GOAL OF THE EXERCISE:
Restate each entry word for word, leaving nothing out.

DATA ENTRIES:
** begin **
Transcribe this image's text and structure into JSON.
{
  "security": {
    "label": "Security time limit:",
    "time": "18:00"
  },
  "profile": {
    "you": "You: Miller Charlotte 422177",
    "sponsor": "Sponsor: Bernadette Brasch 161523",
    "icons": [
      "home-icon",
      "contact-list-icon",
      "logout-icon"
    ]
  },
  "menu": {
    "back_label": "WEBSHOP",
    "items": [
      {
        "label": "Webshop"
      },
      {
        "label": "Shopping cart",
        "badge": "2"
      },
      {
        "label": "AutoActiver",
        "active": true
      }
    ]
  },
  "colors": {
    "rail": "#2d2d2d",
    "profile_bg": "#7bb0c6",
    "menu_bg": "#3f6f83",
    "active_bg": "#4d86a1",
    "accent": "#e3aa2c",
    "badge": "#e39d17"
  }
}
** end **
PROBLEM SOLUTION:
Transcribe this image's text and structure into JSON.
{
  "security": {
    "label": "Security time limit:",
    "time": "18:00"
  },
  "profile": {
    "you": "You: Miller Charlotte 422177",
    "sponsor": "Sponsor: Bernadette Brasch 161523",
    "icons": [
      "home-icon",
      "contact-list-icon",
      "logout-icon"
    ]
  },
  "menu": {
    "back_label": "WEBSHOP",
    "items": [
      {
        "label": "Webshop"
      },
      {
        "label": "Shopping cart",
        "badge": "2"
      },
      {
        "label": "AutoActiver",
        "active": true
      }
    ]
  },
  "colors": {
    "rail": "#2d2d2d",
    "profile_bg": "#7bb0c6",
    "menu_bg": "#3f6f83",
    "active_bg": "#4d86a1",
    "accent": "#e3aa2c",
    "badge": "#e39d17"
  }
}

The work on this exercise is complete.